WHAT YOU HAVE TO DO:
In the listing below, replace every "product-card" with "item-card" and leave everything else unchanged. Omit the pictures from your answer.
Start PROVIDED DATA
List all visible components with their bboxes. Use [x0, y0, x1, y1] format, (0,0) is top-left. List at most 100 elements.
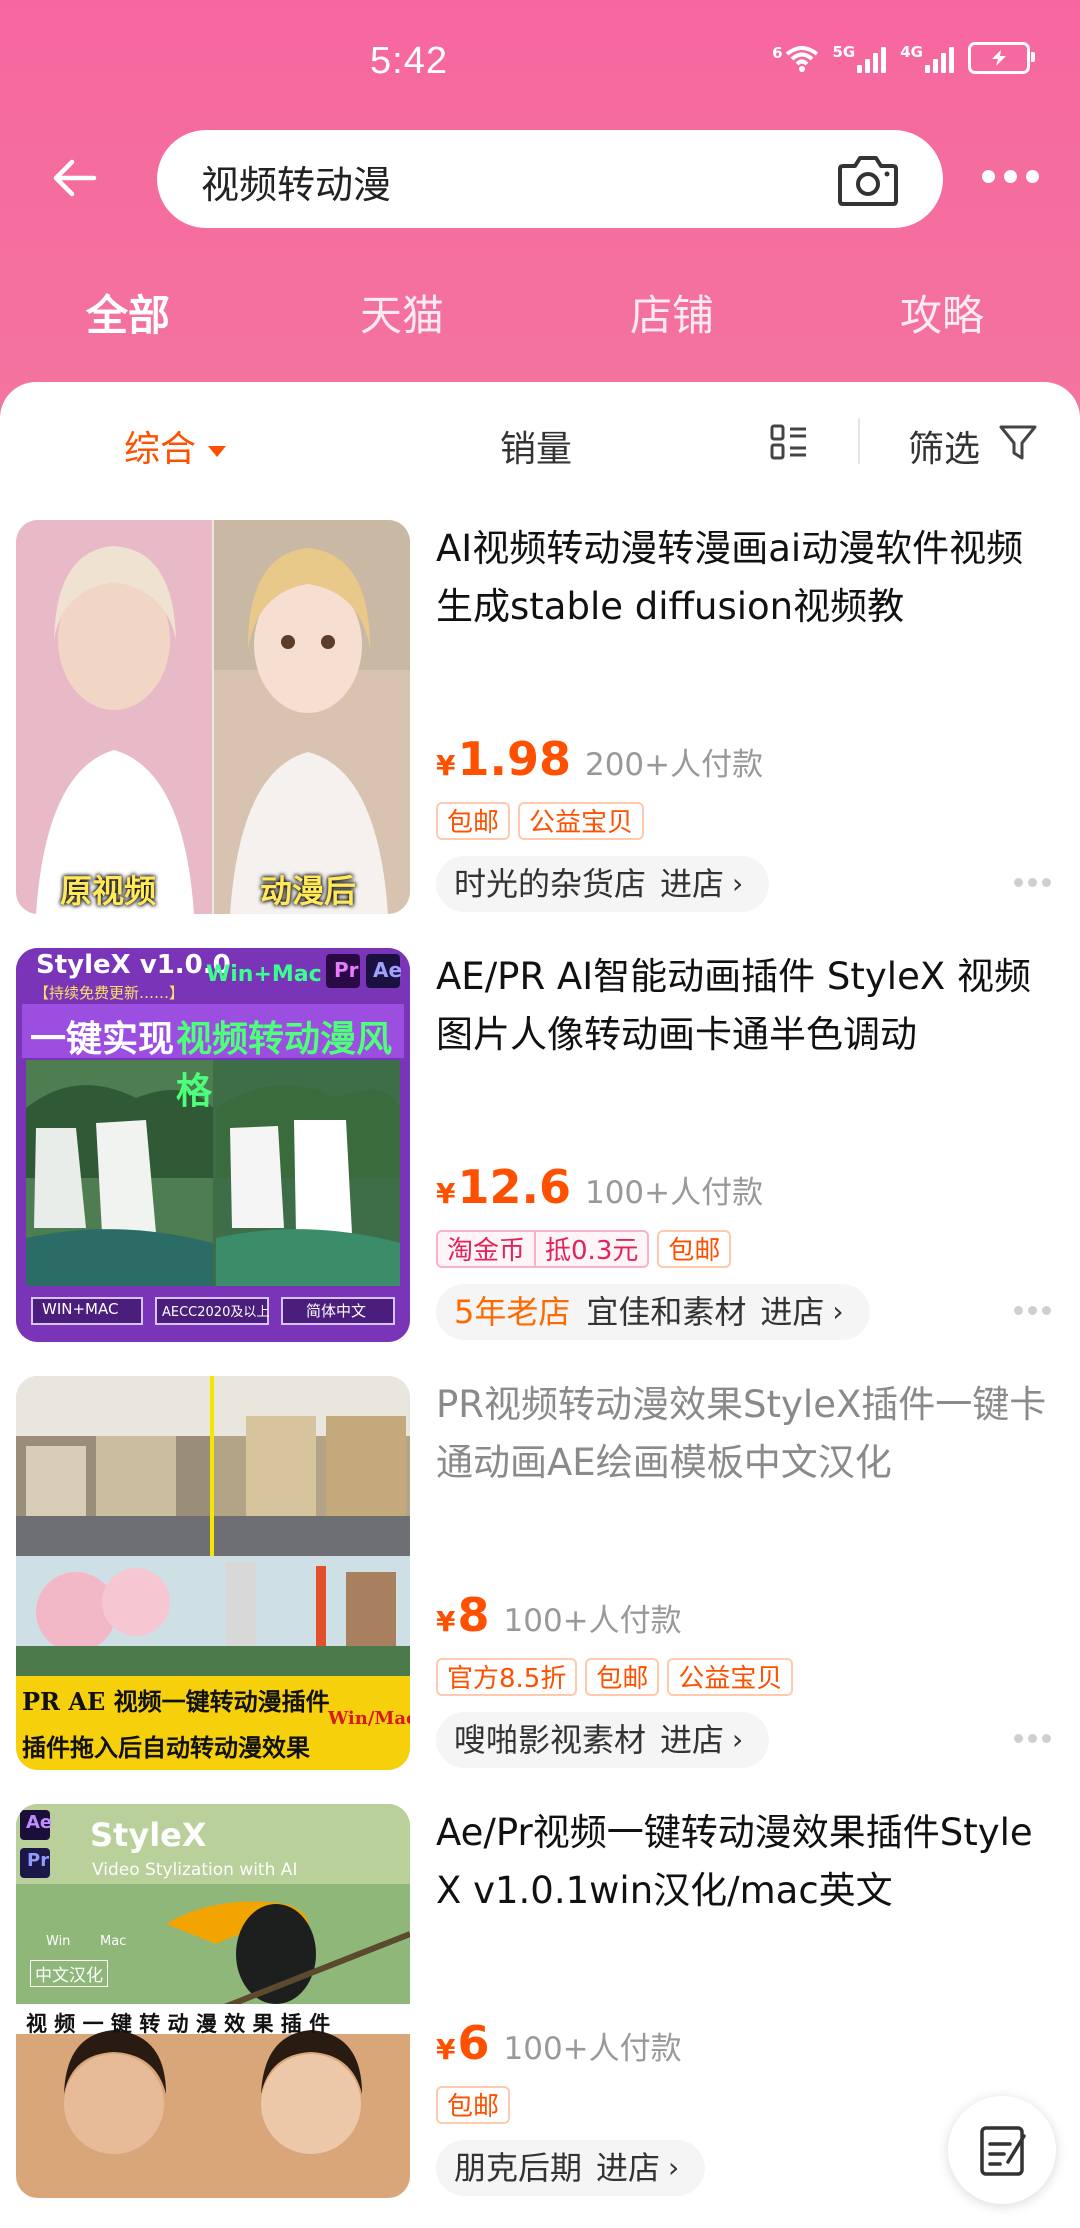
tag-free-shipping: 包邮: [436, 802, 511, 840]
chevron-right-icon: ›: [668, 2151, 680, 2184]
tag-official-discount: 官方8.5折: [436, 1658, 578, 1696]
thumbnail-text: 【持续免费更新……】: [34, 984, 185, 1002]
sales-count: 200+人付款: [584, 747, 764, 783]
thumbnail-text: 中文汉化: [30, 1960, 108, 1987]
chevron-right-icon: ›: [732, 867, 744, 900]
product-thumbnail[interactable]: PR AE 视频一键转动漫插件 Win/Mac 插件拖入后自动转动漫效果: [16, 1376, 410, 1770]
thumbnail-text: Video Stylization with AI: [92, 1860, 298, 1880]
layout-toggle-icon[interactable]: [770, 424, 808, 460]
shop-name: 嗖啪影视素材: [454, 1721, 647, 1759]
shop-link[interactable]: 朋克后期 进店 ›: [436, 2140, 706, 2196]
search-tabs: 全部 天猫 店铺 攻略: [0, 282, 1080, 342]
feedback-button[interactable]: [948, 2096, 1056, 2204]
tag-list: 包邮: [436, 2086, 511, 2124]
product-thumbnail[interactable]: 原视频 动漫后: [16, 520, 410, 914]
thumbnail-text: Win: [46, 1934, 71, 1949]
sort-sales[interactable]: 销量: [500, 420, 572, 472]
product-card[interactable]: Ae Pr StyleX Video Stylization with AI W…: [0, 1804, 1080, 2200]
enter-shop-label: 进店: [660, 1721, 725, 1759]
search-input[interactable]: 视频转动漫: [201, 154, 391, 209]
product-title[interactable]: PR视频转动漫效果StyleX插件一键卡通动画AE绘画模板中文汉化: [436, 1376, 1056, 1492]
thumbnail-text: Win/Mac: [328, 1708, 410, 1729]
battery-charging-icon: [968, 42, 1035, 74]
more-dots-icon[interactable]: [1014, 1734, 1052, 1744]
status-bar: 5:42 6 5G 4G: [0, 38, 1080, 88]
sort-comprehensive[interactable]: 综合: [124, 420, 227, 472]
status-icons: 6 5G 4G: [772, 42, 1035, 74]
product-price: 6: [457, 2016, 490, 2070]
shop-link[interactable]: 嗖啪影视素材 进店 ›: [436, 1712, 770, 1768]
product-card[interactable]: StyleX v1.0.0 【持续免费更新……】 Win+Mac Pr Ae 一…: [0, 948, 1080, 1344]
product-title[interactable]: Ae/Pr视频一键转动漫效果插件StyleX v1.0.1win汉化/mac英文: [436, 1804, 1056, 1920]
more-dots-icon[interactable]: [1014, 878, 1052, 888]
status-time: 5:42: [370, 40, 448, 82]
tag-free-shipping: 包邮: [436, 2086, 511, 2124]
sort-bar: 综合 销量 筛选: [0, 382, 1080, 500]
shop-link[interactable]: 5年老店 宜佳和素材 进店 ›: [436, 1284, 870, 1340]
thumbnail-caption: 动漫后: [260, 872, 357, 910]
tab-all[interactable]: 全部: [86, 282, 170, 343]
sales-count: 100+人付款: [584, 1175, 764, 1211]
currency-symbol: ¥: [436, 749, 456, 782]
thumbnail-text: Pr: [334, 958, 359, 982]
tag-taojinbi: 淘金币: [436, 1230, 537, 1268]
more-options-icon[interactable]: [982, 168, 1040, 188]
product-title[interactable]: AE/PR AI智能动画插件 StyleX 视频图片人像转动画卡通半色调动: [436, 948, 1056, 1064]
currency-symbol: ¥: [436, 1605, 456, 1638]
chevron-right-icon: ›: [832, 1295, 844, 1328]
back-arrow-icon[interactable]: [48, 148, 108, 208]
tag-charity: 公益宝贝: [667, 1658, 794, 1696]
sales-count: 100+人付款: [503, 2031, 682, 2067]
caret-down-icon: [208, 445, 227, 457]
more-dots-icon[interactable]: [1014, 1306, 1052, 1316]
product-thumbnail[interactable]: Ae Pr StyleX Video Stylization with AI W…: [16, 1804, 410, 2198]
product-title[interactable]: AI视频转动漫转漫画ai动漫软件视频生成stable diffusion视频教: [436, 520, 1056, 636]
cell-signal-icon: 5G: [833, 43, 887, 73]
thumbnail-text: PR AE 视频一键转动漫插件: [22, 1687, 330, 1716]
enter-shop-label: 进店: [596, 2149, 661, 2187]
shop-name: 朋克后期: [454, 2149, 583, 2187]
enter-shop-label: 进店: [760, 1293, 825, 1331]
tab-shops[interactable]: 店铺: [630, 282, 714, 343]
tag-list: 淘金币 抵0.3元 包邮: [436, 1230, 732, 1268]
tag-discount: 抵0.3元: [536, 1230, 650, 1268]
thumbnail-text: Ae: [26, 1812, 53, 1833]
tag-list: 包邮 公益宝贝: [436, 802, 645, 840]
tag-free-shipping: 包邮: [585, 1658, 660, 1696]
price-row: ¥ 12.6 100+人付款: [436, 1160, 763, 1220]
thumbnail-text: StyleX: [90, 1816, 207, 1854]
header-bar: 5:42 6 5G 4G 视频转动漫 全部 天猫 店铺 攻略: [0, 0, 1080, 420]
product-card[interactable]: PR AE 视频一键转动漫插件 Win/Mac 插件拖入后自动转动漫效果 PR视…: [0, 1376, 1080, 1772]
product-price: 12.6: [457, 1160, 571, 1214]
edit-note-icon: [980, 2126, 1026, 2176]
tag-list: 官方8.5折 包邮 公益宝贝: [436, 1658, 794, 1696]
product-thumbnail[interactable]: StyleX v1.0.0 【持续免费更新……】 Win+Mac Pr Ae 一…: [16, 948, 410, 1342]
thumbnail-text: 简体中文: [306, 1302, 367, 1320]
tag-charity: 公益宝贝: [518, 802, 645, 840]
thumbnail-text: Win+Mac: [206, 962, 322, 987]
shop-link[interactable]: 时光的杂货店 进店 ›: [436, 856, 770, 912]
cell-signal-icon: 4G: [900, 43, 954, 73]
divider: [858, 418, 860, 464]
product-price: 1.98: [457, 732, 571, 786]
wifi-icon: 6: [772, 44, 818, 72]
product-price: 8: [457, 1588, 490, 1642]
filter-button[interactable]: 筛选: [908, 420, 980, 472]
thumbnail-text: Ae: [373, 958, 403, 982]
tag-free-shipping: 包邮: [657, 1230, 732, 1268]
enter-shop-label: 进店: [660, 865, 725, 903]
product-card[interactable]: 原视频 动漫后 AI视频转动漫转漫画ai动漫软件视频生成stable diffu…: [0, 520, 1080, 916]
filter-icon[interactable]: [998, 424, 1038, 462]
product-info: AE/PR AI智能动画插件 StyleX 视频图片人像转动画卡通半色调动 ¥ …: [436, 948, 1056, 1342]
search-bar[interactable]: 视频转动漫: [157, 130, 943, 228]
tab-guides[interactable]: 攻略: [900, 282, 984, 343]
tab-tmall[interactable]: 天猫: [360, 282, 444, 343]
product-info: AI视频转动漫转漫画ai动漫软件视频生成stable diffusion视频教 …: [436, 520, 1056, 914]
thumbnail-text: 一键实现: [30, 1019, 175, 1060]
thumbnail-text: StyleX v1.0.0: [36, 950, 231, 980]
shop-name: 时光的杂货店: [454, 865, 647, 903]
camera-icon[interactable]: [837, 152, 899, 208]
shop-age-badge: 5年老店: [454, 1293, 571, 1331]
thumbnail-text: WIN+MAC: [42, 1300, 119, 1318]
shop-name: 宜佳和素材: [586, 1293, 747, 1331]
End PROVIDED DATA
ANSWER TO THIS PROBLEM:
List all visible components with their bboxes. Use [x0, y0, x1, y1] format, (0,0) is top-left. List at most 100 elements.
tag-free-shipping: 包邮: [436, 802, 511, 840]
chevron-right-icon: ›: [668, 2151, 680, 2184]
tag-official-discount: 官方8.5折: [436, 1658, 578, 1696]
thumbnail-text: 【持续免费更新……】: [34, 984, 185, 1002]
sales-count: 200+人付款: [584, 747, 764, 783]
thumbnail-text: 中文汉化: [30, 1960, 108, 1987]
chevron-right-icon: ›: [732, 867, 744, 900]
product-thumbnail[interactable]: PR AE 视频一键转动漫插件 Win/Mac 插件拖入后自动转动漫效果: [16, 1376, 410, 1770]
thumbnail-text: Video Stylization with AI: [92, 1860, 298, 1880]
layout-toggle-icon[interactable]: [770, 424, 808, 460]
shop-name: 嗖啪影视素材: [454, 1721, 647, 1759]
shop-link[interactable]: 朋克后期 进店 ›: [436, 2140, 706, 2196]
search-tabs: 全部 天猫 店铺 攻略: [0, 282, 1080, 342]
feedback-button[interactable]: [948, 2096, 1056, 2204]
tag-list: 包邮: [436, 2086, 511, 2124]
product-thumbnail[interactable]: 原视频 动漫后: [16, 520, 410, 914]
thumbnail-text: Win: [46, 1934, 71, 1949]
sort-sales[interactable]: 销量: [500, 420, 572, 472]
item-card[interactable]: Ae Pr StyleX Video Stylization with AI W…: [0, 1804, 1080, 2200]
enter-shop-label: 进店: [660, 1721, 725, 1759]
search-input[interactable]: 视频转动漫: [201, 154, 391, 209]
product-title[interactable]: PR视频转动漫效果StyleX插件一键卡通动画AE绘画模板中文汉化: [436, 1376, 1056, 1492]
thumbnail-text: Win/Mac: [328, 1708, 410, 1729]
battery-charging-icon: [968, 42, 1035, 74]
more-dots-icon[interactable]: [1014, 1734, 1052, 1744]
status-bar: 5:42 6 5G 4G: [0, 38, 1080, 88]
sort-comprehensive[interactable]: 综合: [124, 420, 227, 472]
status-icons: 6 5G 4G: [772, 42, 1035, 74]
product-price: 6: [457, 2016, 490, 2070]
shop-link[interactable]: 嗖啪影视素材 进店 ›: [436, 1712, 770, 1768]
item-card[interactable]: StyleX v1.0.0 【持续免费更新……】 Win+Mac Pr Ae 一…: [0, 948, 1080, 1344]
product-title[interactable]: Ae/Pr视频一键转动漫效果插件StyleX v1.0.1win汉化/mac英文: [436, 1804, 1056, 1920]
more-dots-icon[interactable]: [1014, 878, 1052, 888]
status-time: 5:42: [370, 40, 448, 82]
tag-free-shipping: 包邮: [436, 2086, 511, 2124]
sort-bar: 综合 销量 筛选: [0, 382, 1080, 500]
shop-link[interactable]: 5年老店 宜佳和素材 进店 ›: [436, 1284, 870, 1340]
thumbnail-caption: 动漫后: [260, 872, 357, 910]
tab-all[interactable]: 全部: [86, 282, 170, 343]
sales-count: 100+人付款: [584, 1175, 764, 1211]
currency-symbol: ¥: [436, 749, 456, 782]
thumbnail-text: Pr: [334, 958, 359, 982]
tag-taojinbi: 淘金币: [436, 1230, 537, 1268]
more-options-icon[interactable]: [982, 168, 1040, 188]
product-title[interactable]: AE/PR AI智能动画插件 StyleX 视频图片人像转动画卡通半色调动: [436, 948, 1056, 1064]
currency-symbol: ¥: [436, 1605, 456, 1638]
chevron-right-icon: ›: [832, 1295, 844, 1328]
back-arrow-icon[interactable]: [48, 148, 108, 208]
tag-charity: 公益宝贝: [667, 1658, 794, 1696]
sales-count: 100+人付款: [503, 2031, 682, 2067]
caret-down-icon: [208, 445, 227, 457]
more-dots-icon[interactable]: [1014, 1306, 1052, 1316]
product-thumbnail[interactable]: Ae Pr StyleX Video Stylization with AI W…: [16, 1804, 410, 2198]
product-title[interactable]: AI视频转动漫转漫画ai动漫软件视频生成stable diffusion视频教: [436, 520, 1056, 636]
cell-signal-icon: 5G: [833, 43, 887, 73]
thumbnail-text: PR AE 视频一键转动漫插件: [22, 1687, 330, 1716]
enter-shop-label: 进店: [596, 2149, 661, 2187]
shop-name: 朋克后期: [454, 2149, 583, 2187]
enter-shop-label: 进店: [760, 1293, 825, 1331]
tab-shops[interactable]: 店铺: [630, 282, 714, 343]
tag-list: 淘金币 抵0.3元 包邮: [436, 1230, 732, 1268]
tag-discount: 抵0.3元: [536, 1230, 650, 1268]
thumbnail-text: Ae: [26, 1812, 53, 1833]
tag-list: 包邮 公益宝贝: [436, 802, 645, 840]
tag-free-shipping: 包邮: [585, 1658, 660, 1696]
price-row: ¥ 12.6 100+人付款: [436, 1160, 763, 1220]
thumbnail-text: StyleX: [90, 1816, 207, 1854]
header-bar: 5:42 6 5G 4G 视频转动漫 全部 天猫 店铺 攻略: [0, 0, 1080, 420]
item-card[interactable]: PR AE 视频一键转动漫插件 Win/Mac 插件拖入后自动转动漫效果 PR视…: [0, 1376, 1080, 1772]
product-price: 12.6: [457, 1160, 571, 1214]
edit-note-icon: [980, 2126, 1026, 2176]
tag-list: 官方8.5折 包邮 公益宝贝: [436, 1658, 794, 1696]
product-thumbnail[interactable]: StyleX v1.0.0 【持续免费更新……】 Win+Mac Pr Ae 一…: [16, 948, 410, 1342]
thumbnail-text: 简体中文: [306, 1302, 367, 1320]
tag-charity: 公益宝贝: [518, 802, 645, 840]
thumbnail-text: Win+Mac: [206, 962, 322, 987]
shop-link[interactable]: 时光的杂货店 进店 ›: [436, 856, 770, 912]
cell-signal-icon: 4G: [900, 43, 954, 73]
divider: [858, 418, 860, 464]
product-price: 1.98: [457, 732, 571, 786]
wifi-icon: 6: [772, 44, 818, 72]
product-price: 8: [457, 1588, 490, 1642]
filter-button[interactable]: 筛选: [908, 420, 980, 472]
thumbnail-text: Ae: [373, 958, 403, 982]
tag-free-shipping: 包邮: [657, 1230, 732, 1268]
enter-shop-label: 进店: [660, 865, 725, 903]
item-card[interactable]: 原视频 动漫后 AI视频转动漫转漫画ai动漫软件视频生成stable diffu…: [0, 520, 1080, 916]
filter-icon[interactable]: [998, 424, 1038, 462]
product-info: AE/PR AI智能动画插件 StyleX 视频图片人像转动画卡通半色调动 ¥ …: [436, 948, 1056, 1342]
search-bar[interactable]: 视频转动漫: [157, 130, 943, 228]
tab-guides[interactable]: 攻略: [900, 282, 984, 343]
tab-tmall[interactable]: 天猫: [360, 282, 444, 343]
product-info: AI视频转动漫转漫画ai动漫软件视频生成stable diffusion视频教 …: [436, 520, 1056, 914]
thumbnail-text: 一键实现: [30, 1019, 175, 1060]
thumbnail-text: StyleX v1.0.0: [36, 950, 231, 980]
shop-name: 时光的杂货店: [454, 865, 647, 903]
camera-icon[interactable]: [837, 152, 899, 208]
shop-age-badge: 5年老店: [454, 1293, 571, 1331]
thumbnail-text: WIN+MAC: [42, 1300, 119, 1318]
shop-name: 宜佳和素材: [586, 1293, 747, 1331]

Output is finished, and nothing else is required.